* begin SOURCE TEXT *

Trigonometry Previous Year Questions with Solutions

1.0Introduction

Trigonometry is a vital topic in mathematics that deals with the relationships between the angles and sides of triangles. Previous year questions generally focus on concepts like trigonometric ratios, identities, solving equations, and inverse trigonometric functions. These questions help in applying standard formulas such as \sin, \cos, \tan, and their reciprocals, as well as using identities like Pythagorean, angle sum, and difference identities.

Examples often include solving for unknown angles, proving identities, and simplifying trigonometric expressions. Practicing these questions enhances problem-solving skills and provides a deeper understanding of core trigonometric concepts.

2.0Trigonometry Previous Year Questions for JEE with Solutions

JEE Questions in Trigonometry often test advanced concepts related to trigonometric identities, equations, and applications. Some common types of problems include:

• Trigonometric Equations: Questions that require solving equations like \sin x = a, \cos x = b, or more complex trigonometric expressions, including multiple angle and periodicity-based solutions.
• Trigonometric Identities: Problems that involve simplifying or proving standard identities (e.g., sum-to-product, double angle, and reduction formulas) or deriving results using complex identities.
• Solving Triangles: Applications of the Law of Sines and Law of Cosines, along with problems involving the use of trigonometric ratios to solve non-right angled triangles and applying properties of triangles in coordinate geometry.
• Height and Distance Problems: These problems often involve real-world scenarios such as calculating the height of a building, distance between two points, or angles of elevation and depression, frequently requiring the use of advanced trigonometric concepts.
• Multiple Angle and Inverse Trigonometric Functions: Problems that involve inverse functions, transformations of angles (e.g., solving \tan(2x) = 1), or using inverse trigonometric functions to find exact values or angles in specified ranges.

These questions aim to test not only basic knowledge but also the ability to apply advanced techniques and solve complex problems efficiently.

* end SOURCE TEXT *

* **YOUR TASKS**:
A - In the trigonometry text, which two laws are applied in problems on solving triangles?
B - Reproduce a passage from the trigonometry text, beginning at the words "JEE Questions in" and stopping after the words "in coordinate geometry.".

* begin LISTED ENTRIES *

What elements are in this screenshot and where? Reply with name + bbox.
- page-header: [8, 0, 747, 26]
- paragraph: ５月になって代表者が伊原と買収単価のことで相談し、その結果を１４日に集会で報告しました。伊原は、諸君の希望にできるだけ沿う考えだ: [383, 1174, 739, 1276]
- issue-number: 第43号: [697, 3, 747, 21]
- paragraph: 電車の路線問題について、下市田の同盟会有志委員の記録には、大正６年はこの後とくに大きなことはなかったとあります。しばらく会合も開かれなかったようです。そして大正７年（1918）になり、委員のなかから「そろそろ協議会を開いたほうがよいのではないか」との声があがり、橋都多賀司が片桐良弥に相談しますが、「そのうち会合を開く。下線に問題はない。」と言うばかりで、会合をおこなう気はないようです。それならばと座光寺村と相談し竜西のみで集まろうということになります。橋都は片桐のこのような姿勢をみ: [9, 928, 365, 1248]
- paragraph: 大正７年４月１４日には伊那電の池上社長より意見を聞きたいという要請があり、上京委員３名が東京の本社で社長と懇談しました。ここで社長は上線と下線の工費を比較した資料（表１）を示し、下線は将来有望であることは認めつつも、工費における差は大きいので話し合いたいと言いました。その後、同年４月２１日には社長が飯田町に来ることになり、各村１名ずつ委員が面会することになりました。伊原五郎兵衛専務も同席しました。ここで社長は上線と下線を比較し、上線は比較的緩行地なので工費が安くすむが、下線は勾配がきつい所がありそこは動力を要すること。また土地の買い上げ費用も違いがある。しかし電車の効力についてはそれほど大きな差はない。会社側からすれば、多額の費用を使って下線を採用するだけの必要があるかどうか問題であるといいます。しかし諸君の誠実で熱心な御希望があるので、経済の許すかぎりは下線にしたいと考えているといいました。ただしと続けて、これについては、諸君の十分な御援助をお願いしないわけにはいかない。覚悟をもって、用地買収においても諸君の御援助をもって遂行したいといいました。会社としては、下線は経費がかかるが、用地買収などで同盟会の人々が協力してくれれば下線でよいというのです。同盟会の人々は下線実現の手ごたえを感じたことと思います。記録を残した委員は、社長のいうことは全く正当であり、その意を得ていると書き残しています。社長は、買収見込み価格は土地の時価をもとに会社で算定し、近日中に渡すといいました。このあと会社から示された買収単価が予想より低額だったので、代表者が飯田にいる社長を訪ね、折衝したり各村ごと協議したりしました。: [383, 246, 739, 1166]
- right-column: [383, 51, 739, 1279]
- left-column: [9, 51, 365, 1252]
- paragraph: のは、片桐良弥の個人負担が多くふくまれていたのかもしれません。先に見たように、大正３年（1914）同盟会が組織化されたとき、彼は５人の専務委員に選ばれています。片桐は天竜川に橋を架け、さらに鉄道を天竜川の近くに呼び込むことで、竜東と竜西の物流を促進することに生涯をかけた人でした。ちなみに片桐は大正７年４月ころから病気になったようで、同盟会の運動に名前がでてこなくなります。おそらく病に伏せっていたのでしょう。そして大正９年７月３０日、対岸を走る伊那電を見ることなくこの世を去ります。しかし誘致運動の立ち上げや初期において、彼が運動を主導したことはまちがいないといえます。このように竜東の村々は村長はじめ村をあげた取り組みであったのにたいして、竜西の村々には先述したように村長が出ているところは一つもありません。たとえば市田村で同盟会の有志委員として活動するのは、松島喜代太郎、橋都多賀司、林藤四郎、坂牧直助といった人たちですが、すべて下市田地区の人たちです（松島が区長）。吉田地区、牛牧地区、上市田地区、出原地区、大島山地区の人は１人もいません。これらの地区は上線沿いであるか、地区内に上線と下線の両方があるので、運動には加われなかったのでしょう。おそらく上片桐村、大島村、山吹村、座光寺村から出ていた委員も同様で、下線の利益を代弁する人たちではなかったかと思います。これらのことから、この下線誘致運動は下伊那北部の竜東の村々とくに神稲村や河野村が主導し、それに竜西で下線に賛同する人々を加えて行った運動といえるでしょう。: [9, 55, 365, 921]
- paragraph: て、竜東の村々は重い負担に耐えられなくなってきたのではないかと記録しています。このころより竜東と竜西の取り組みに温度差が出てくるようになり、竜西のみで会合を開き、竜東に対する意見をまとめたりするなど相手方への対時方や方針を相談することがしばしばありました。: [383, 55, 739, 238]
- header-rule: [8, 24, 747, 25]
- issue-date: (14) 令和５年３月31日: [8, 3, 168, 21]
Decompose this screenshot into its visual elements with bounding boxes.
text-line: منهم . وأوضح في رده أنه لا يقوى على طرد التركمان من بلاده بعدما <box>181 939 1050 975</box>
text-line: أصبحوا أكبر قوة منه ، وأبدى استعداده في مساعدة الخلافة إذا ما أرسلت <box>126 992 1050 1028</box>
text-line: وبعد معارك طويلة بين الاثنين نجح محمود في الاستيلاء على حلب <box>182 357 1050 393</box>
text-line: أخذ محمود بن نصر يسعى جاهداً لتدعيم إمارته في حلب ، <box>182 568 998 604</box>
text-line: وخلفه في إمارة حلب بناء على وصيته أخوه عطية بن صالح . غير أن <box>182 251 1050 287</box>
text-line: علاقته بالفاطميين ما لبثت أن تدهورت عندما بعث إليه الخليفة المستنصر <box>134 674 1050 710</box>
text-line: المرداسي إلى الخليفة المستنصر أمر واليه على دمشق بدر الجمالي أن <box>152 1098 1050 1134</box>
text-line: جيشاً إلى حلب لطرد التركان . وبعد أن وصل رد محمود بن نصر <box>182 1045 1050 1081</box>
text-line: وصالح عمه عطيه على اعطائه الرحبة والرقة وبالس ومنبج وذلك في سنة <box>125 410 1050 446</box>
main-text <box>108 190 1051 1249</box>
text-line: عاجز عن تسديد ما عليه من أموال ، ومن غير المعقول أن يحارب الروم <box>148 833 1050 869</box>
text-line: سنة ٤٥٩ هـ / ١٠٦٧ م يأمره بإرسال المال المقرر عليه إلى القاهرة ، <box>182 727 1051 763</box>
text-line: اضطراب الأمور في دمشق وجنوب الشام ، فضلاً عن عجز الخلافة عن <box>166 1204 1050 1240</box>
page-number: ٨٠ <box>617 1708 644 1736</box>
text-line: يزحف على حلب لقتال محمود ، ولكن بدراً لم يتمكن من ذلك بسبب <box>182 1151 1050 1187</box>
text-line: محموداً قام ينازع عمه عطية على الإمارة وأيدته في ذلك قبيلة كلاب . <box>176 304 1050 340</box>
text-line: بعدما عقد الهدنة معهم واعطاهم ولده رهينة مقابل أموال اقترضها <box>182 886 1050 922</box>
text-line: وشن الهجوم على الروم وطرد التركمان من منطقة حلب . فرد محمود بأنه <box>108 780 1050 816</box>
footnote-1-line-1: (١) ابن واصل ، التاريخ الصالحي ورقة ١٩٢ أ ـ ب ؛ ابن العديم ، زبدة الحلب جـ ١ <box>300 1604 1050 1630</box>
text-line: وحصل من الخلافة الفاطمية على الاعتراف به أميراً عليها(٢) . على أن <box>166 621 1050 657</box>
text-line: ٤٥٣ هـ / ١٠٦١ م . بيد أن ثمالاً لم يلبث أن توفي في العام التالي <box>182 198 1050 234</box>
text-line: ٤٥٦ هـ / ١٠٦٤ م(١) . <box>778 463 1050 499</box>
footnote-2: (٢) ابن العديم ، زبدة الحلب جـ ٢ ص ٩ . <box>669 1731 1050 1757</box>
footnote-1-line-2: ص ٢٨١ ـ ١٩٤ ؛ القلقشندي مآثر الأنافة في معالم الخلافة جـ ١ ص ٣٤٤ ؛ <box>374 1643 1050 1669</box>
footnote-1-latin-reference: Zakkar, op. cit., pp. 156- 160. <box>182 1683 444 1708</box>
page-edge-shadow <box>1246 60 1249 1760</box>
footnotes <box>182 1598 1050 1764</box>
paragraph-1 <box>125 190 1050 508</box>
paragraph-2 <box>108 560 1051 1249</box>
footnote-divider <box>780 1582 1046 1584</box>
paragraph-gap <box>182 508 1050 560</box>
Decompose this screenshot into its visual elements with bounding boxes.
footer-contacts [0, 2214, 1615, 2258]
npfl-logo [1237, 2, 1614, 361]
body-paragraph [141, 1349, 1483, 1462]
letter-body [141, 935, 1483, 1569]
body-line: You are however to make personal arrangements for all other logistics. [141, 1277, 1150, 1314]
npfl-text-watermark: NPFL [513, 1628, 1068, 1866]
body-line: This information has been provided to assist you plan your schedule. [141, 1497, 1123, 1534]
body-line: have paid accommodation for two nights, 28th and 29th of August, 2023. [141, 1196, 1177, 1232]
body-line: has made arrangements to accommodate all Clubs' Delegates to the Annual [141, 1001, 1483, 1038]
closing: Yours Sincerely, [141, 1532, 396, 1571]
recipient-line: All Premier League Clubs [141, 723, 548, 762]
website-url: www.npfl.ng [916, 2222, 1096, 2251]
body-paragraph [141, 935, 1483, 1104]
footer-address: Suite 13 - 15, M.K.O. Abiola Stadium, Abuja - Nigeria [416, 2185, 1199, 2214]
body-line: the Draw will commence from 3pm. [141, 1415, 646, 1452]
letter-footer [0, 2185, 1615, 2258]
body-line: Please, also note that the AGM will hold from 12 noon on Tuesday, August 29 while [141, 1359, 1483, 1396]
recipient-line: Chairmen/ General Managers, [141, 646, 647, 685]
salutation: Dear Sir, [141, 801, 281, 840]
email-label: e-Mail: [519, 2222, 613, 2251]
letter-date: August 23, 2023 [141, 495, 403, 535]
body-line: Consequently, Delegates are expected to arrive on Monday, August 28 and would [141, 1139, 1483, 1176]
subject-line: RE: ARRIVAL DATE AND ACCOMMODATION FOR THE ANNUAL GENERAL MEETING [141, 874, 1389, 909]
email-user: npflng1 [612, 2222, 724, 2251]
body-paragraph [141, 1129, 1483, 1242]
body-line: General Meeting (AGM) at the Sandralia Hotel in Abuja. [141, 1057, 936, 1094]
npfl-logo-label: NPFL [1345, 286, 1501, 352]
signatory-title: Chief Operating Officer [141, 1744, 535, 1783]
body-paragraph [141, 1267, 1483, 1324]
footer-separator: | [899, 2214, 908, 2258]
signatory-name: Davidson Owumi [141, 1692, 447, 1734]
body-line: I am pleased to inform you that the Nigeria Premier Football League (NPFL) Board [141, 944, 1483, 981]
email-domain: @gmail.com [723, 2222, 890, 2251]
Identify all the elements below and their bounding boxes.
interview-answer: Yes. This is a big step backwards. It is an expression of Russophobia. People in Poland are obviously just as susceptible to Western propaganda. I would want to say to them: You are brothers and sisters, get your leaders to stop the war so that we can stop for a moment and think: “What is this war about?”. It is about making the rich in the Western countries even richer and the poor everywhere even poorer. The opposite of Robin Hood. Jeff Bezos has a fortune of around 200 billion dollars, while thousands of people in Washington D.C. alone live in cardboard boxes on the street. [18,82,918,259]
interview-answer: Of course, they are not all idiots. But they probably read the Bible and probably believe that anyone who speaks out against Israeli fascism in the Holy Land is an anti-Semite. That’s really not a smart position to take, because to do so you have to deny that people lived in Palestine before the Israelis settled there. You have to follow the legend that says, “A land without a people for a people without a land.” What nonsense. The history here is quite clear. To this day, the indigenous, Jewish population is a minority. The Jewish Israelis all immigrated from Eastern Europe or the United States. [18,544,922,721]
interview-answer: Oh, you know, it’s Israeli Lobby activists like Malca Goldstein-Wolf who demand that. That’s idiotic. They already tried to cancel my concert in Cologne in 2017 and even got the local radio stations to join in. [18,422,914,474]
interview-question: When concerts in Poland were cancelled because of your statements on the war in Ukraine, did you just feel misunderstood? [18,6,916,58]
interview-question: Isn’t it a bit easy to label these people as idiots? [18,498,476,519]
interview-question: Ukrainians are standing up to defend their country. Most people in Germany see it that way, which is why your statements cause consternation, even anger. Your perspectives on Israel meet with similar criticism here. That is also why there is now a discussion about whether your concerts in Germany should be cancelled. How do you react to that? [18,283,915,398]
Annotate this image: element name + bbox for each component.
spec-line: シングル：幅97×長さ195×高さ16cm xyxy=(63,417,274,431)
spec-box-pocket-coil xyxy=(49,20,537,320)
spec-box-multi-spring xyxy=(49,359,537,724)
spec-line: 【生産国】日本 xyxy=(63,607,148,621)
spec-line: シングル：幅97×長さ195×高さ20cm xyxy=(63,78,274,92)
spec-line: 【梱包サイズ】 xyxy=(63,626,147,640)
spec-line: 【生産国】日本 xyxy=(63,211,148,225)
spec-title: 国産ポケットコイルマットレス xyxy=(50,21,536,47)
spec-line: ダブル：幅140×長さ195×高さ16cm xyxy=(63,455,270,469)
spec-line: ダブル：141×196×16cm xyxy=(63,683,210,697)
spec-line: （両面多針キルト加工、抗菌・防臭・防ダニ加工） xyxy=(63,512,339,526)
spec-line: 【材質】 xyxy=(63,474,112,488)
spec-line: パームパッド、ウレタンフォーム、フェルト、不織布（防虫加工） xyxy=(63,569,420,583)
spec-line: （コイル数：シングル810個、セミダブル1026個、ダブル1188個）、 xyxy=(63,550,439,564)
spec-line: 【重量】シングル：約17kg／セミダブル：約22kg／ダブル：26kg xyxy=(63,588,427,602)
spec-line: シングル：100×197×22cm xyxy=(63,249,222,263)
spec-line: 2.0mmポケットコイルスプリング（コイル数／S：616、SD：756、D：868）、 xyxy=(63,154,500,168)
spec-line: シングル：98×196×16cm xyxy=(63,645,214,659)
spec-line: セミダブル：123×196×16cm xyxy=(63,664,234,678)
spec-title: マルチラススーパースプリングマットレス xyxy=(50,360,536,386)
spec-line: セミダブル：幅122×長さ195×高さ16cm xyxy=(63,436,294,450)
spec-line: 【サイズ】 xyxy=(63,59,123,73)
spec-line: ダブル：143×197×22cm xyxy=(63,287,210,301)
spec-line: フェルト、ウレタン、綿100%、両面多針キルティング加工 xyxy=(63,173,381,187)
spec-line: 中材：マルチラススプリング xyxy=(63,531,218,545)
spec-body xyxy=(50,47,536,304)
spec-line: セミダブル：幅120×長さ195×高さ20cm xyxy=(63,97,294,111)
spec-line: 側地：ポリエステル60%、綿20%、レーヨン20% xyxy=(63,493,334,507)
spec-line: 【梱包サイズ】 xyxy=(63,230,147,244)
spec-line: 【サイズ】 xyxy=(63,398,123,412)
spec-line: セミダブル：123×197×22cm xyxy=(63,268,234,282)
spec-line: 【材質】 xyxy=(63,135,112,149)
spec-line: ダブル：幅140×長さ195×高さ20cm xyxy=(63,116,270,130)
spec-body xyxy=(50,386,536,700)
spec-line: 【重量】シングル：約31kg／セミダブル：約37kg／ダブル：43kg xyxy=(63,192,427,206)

* end LISTED ENTRIES *

* **ANSWERS**:
A - The Law of Sines and the Law of Cosines.

B -
JEE Questions in Trigonometry often test advanced concepts related to trigonometric identities, equations, and applications. Some common types of problems include:

• Trigonometric Equations: Questions that require solving equations like \sin x = a, \cos x = b, or more complex trigonometric expressions, including multiple angle and periodicity-based solutions.
• Trigonometric Identities: Problems that involve simplifying or proving standard identities (e.g., sum-to-product, double angle, and reduction formulas) or deriving results using complex identities.
• Solving Triangles: Applications of the Law of Sines and Law of Cosines, along with problems involving the use of trigonometric ratios to solve non-right angled triangles and applying properties of triangles in coordinate geometry.